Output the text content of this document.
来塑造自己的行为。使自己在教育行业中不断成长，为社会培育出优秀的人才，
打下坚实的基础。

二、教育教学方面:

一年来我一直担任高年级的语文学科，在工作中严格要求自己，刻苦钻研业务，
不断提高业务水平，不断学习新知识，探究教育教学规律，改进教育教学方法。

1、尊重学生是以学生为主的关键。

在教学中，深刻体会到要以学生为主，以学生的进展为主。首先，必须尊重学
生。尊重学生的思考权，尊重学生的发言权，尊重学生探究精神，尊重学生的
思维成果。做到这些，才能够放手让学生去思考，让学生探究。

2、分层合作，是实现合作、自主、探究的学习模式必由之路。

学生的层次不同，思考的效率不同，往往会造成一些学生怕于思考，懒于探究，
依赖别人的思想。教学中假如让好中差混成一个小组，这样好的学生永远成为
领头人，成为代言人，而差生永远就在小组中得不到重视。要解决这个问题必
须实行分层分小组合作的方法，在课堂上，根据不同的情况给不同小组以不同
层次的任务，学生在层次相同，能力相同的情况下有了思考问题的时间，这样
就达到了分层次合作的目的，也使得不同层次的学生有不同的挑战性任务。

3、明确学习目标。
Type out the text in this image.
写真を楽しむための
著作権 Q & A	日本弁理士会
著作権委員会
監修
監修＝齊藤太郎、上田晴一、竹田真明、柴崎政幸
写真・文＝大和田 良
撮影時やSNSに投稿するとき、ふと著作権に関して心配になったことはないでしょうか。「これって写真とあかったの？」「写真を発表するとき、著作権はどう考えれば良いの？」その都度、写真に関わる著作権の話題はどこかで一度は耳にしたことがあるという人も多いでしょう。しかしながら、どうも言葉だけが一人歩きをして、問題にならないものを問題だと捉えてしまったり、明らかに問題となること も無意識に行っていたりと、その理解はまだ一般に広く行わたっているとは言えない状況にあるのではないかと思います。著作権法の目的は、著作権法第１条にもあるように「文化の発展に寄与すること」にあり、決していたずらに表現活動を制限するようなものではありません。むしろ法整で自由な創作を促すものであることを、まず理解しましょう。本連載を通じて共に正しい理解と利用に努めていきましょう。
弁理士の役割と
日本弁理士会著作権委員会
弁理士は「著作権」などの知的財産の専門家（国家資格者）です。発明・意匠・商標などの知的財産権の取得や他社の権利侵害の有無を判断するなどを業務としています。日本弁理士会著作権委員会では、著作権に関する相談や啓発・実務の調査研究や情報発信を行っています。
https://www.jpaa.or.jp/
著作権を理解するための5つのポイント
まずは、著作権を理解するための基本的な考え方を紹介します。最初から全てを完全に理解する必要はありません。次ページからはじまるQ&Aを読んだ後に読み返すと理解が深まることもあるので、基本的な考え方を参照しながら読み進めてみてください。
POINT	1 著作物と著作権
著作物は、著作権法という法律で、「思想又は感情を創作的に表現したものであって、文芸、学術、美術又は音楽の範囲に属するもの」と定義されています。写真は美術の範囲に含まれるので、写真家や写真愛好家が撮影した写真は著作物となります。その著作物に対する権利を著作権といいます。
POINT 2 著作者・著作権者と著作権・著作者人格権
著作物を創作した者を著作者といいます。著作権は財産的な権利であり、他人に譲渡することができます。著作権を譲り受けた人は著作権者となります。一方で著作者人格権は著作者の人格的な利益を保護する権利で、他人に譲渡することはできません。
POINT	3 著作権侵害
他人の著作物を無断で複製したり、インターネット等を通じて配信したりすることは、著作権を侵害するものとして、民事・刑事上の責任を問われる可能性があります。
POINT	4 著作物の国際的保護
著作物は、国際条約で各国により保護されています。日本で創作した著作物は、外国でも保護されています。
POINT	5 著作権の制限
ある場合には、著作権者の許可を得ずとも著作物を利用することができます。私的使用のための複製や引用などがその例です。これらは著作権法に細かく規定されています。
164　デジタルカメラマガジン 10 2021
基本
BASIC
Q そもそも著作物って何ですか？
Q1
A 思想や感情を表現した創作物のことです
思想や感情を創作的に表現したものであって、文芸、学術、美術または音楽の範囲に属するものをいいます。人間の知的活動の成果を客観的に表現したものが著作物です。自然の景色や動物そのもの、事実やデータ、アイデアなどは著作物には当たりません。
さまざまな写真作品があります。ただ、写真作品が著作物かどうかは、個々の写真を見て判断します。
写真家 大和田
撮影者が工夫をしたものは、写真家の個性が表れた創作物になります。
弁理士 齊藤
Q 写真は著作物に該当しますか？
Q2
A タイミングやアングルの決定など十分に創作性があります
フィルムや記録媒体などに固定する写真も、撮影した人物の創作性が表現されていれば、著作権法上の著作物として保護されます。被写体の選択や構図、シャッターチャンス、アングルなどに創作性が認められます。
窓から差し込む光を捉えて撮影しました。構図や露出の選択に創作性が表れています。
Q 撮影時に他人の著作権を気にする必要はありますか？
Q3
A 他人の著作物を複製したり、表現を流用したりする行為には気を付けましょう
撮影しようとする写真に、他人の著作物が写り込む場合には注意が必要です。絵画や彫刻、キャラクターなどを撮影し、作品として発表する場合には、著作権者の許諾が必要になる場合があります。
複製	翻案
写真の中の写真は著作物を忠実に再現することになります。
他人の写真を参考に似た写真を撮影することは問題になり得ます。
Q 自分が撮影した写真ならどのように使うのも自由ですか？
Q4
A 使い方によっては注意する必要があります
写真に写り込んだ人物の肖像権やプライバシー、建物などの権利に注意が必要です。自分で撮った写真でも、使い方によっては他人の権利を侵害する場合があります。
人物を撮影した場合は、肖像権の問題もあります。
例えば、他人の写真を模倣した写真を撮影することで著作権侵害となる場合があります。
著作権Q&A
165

## Stated exercise
Pick out each line above that includes "著作物は" and show it.

## Full output
著作物は、著作権法という法律で、「思想又は感情を創作的に表現したものであって、文芸、学術、美術又は音楽の範囲に属するもの」と定義されています。写真は美術の範囲に含まれるので、写真家や写真愛好家が撮影した写真は著作物となります。その著作物に対する権利を著作権といいます。
著作物は、国際条約で各国により保護されています。日本で創作した著作物は、外国でも保護されています。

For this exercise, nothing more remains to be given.